▶ _EXERCISE PROMPT_
Make an exact copy of the records, dropping all pictures.

▶ _RECORDS SHOWN_
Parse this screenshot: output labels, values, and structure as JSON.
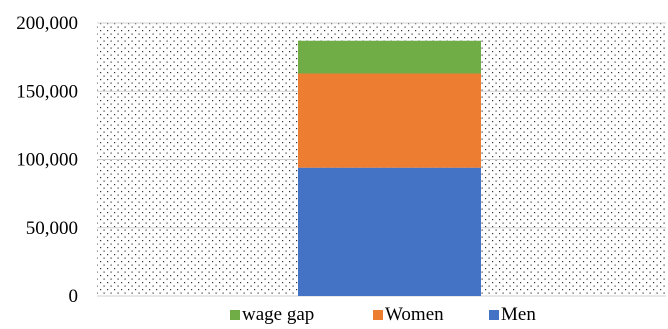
{
  "chart_data": {
    "type": "bar",
    "stacked": true,
    "categories": [
      ""
    ],
    "series": [
      {
        "name": "Men",
        "values": [
          94000
        ],
        "color": "#4472C4"
      },
      {
        "name": "Women",
        "values": [
          69000
        ],
        "color": "#ED7D31"
      },
      {
        "name": "wage gap",
        "values": [
          24000
        ],
        "color": "#70AD47"
      }
    ],
    "ylim": [
      0,
      200000
    ],
    "yticks": [
      {
        "value": 0,
        "label": "0"
      },
      {
        "value": 50000,
        "label": "50,000"
      },
      {
        "value": 100000,
        "label": "100,000"
      },
      {
        "value": 150000,
        "label": "150,000"
      },
      {
        "value": 200000,
        "label": "200,000"
      }
    ],
    "grid": true,
    "plot_fill": "dotted",
    "legend": {
      "position": "bottom",
      "order": [
        "wage gap",
        "Women",
        "Men"
      ]
    }
  }
}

▶ _FINAL ANSWER_
Parse this screenshot: output labels, values, and structure as JSON.
{
  "chart_data": {
    "type": "bar",
    "stacked": true,
    "categories": [
      ""
    ],
    "series": [
      {
        "name": "Men",
        "values": [
          94000
        ],
        "color": "#4472C4"
      },
      {
        "name": "Women",
        "values": [
          69000
        ],
        "color": "#ED7D31"
      },
      {
        "name": "wage gap",
        "values": [
          24000
        ],
        "color": "#70AD47"
      }
    ],
    "ylim": [
      0,
      200000
    ],
    "yticks": [
      {
        "value": 0,
        "label": "0"
      },
      {
        "value": 50000,
        "label": "50,000"
      },
      {
        "value": 100000,
        "label": "100,000"
      },
      {
        "value": 150000,
        "label": "150,000"
      },
      {
        "value": 200000,
        "label": "200,000"
      }
    ],
    "grid": true,
    "plot_fill": "dotted",
    "legend": {
      "position": "bottom",
      "order": [
        "wage gap",
        "Women",
        "Men"
      ]
    }
  }
}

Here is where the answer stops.